■ Supplied data
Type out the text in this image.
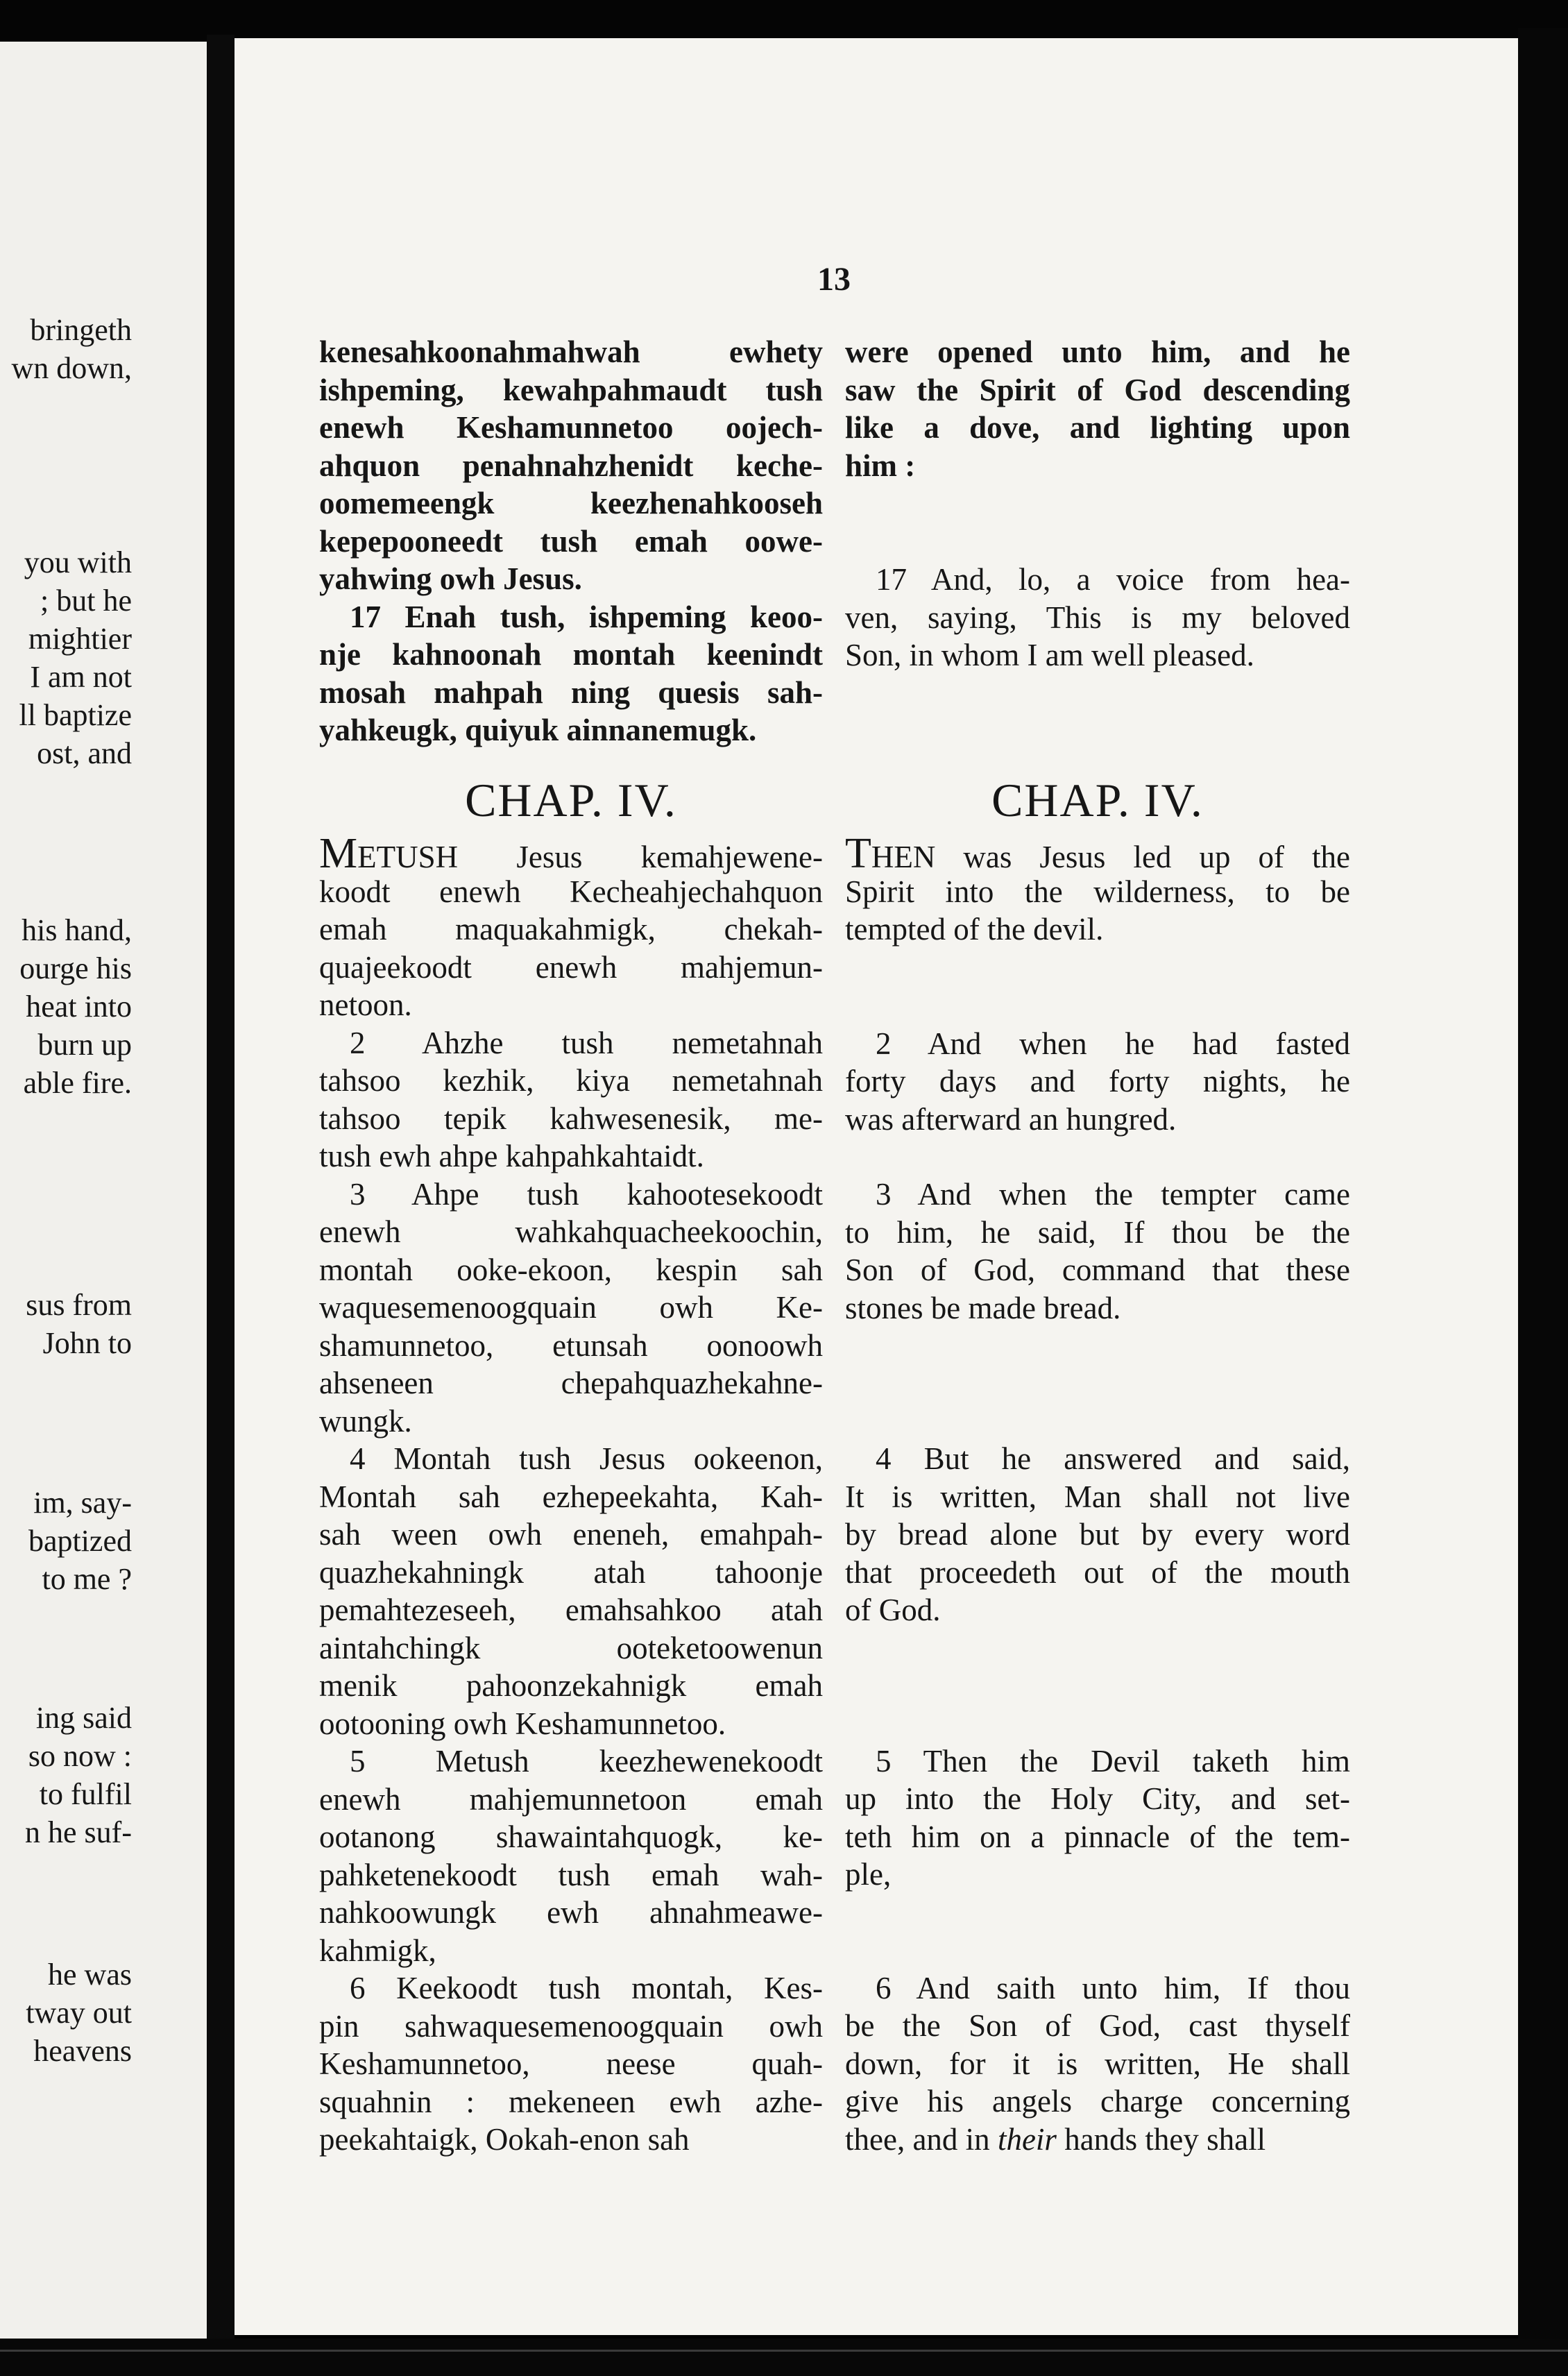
bringeth
wn down,
you with
; but he
mightier
I am not
ll baptize
ost, and
his hand,
ourge his
heat into
burn up
able fire.
sus from
John to
im, say-
baptized
to me ?
ing said
so now :
to fulfil
n he suf-
he was
tway out
heavens
13
kenesahkoonahmahwah ewhety
ishpeming, kewahpahmaudt tush
enewh Keshamunnetoo oojech-
ahquon penahnahzhenidt keche-
oomemeengk keezhenahkooseh
kepepooneedt tush emah oowe-
yahwing owh Jesus.
17 Enah tush, ishpeming keoo-
nje kahnoonah montah keenindt
mosah mahpah ning quesis sah-
yahkeugk, quiyuk ainnanemugk.
CHAP. IV.
METUSH Jesus kemahjewene-
koodt enewh Kecheahjechahquon
emah maquakahmigk, chekah-
quajeekoodt enewh mahjemun-
netoon.
2 Ahzhe tush nemetahnah
tahsoo kezhik, kiya nemetahnah
tahsoo tepik kahwesenesik, me-
tush ewh ahpe kahpahkahtaidt.
3 Ahpe tush kahootesekoodt
enewh wahkahquacheekoochin,
montah ooke-ekoon, kespin sah
waquesemenoogquain owh Ke-
shamunnetoo, etunsah oonoowh
ahseneen chepahquazhekahne-
wungk.
4 Montah tush Jesus ookeenon,
Montah sah ezhepeekahta, Kah-
sah ween owh eneneh, emahpah-
quazhekahningk atah tahoonje
pemahtezeseeh, emahsahkoo atah
aintahchingk ooteketoowenun
menik pahoonzekahnigk emah
ootooning owh Keshamunnetoo.
5 Metush keezhewenekoodt
enewh mahjemunnetoon emah
ootanong shawaintahquogk, ke-
pahketenekoodt tush emah wah-
nahkoowungk ewh ahnahmeawe-
kahmigk,
6 Keekoodt tush montah, Kes-
pin sahwaquesemenoogquain owh
Keshamunnetoo, neese quah-
squahnin : mekeneen ewh azhe-
peekahtaigk, Ookah-enon sah
were opened unto him, and he
saw the Spirit of God descending
like a dove, and lighting upon
him :
17 And, lo, a voice from hea-
ven, saying, This is my beloved
Son, in whom I am well pleased.
CHAP. IV.
THEN was Jesus led up of the
Spirit into the wilderness, to be
tempted of the devil.
2 And when he had fasted
forty days and forty nights, he
was afterward an hungred.
3 And when the tempter came
to him, he said, If thou be the
Son of God, command that these
stones be made bread.
4 But he answered and said,
It is written, Man shall not live
by bread alone but by every word
that proceedeth out of the mouth
of God.
5 Then the Devil taketh him
up into the Holy City, and set-
teth him on a pinnacle of the tem-
ple,
6 And saith unto him, If thou
be the Son of God, cast thyself
down, for it is written, He shall
give his angels charge concerning
thee, and in their hands they shall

■ Goal
Find every line above that contains the word "Keshamunnetoo", and return each one.

■ Final result
enewh Keshamunnetoo oojech-
ootooning owh Keshamunnetoo.
Keshamunnetoo, neese quah-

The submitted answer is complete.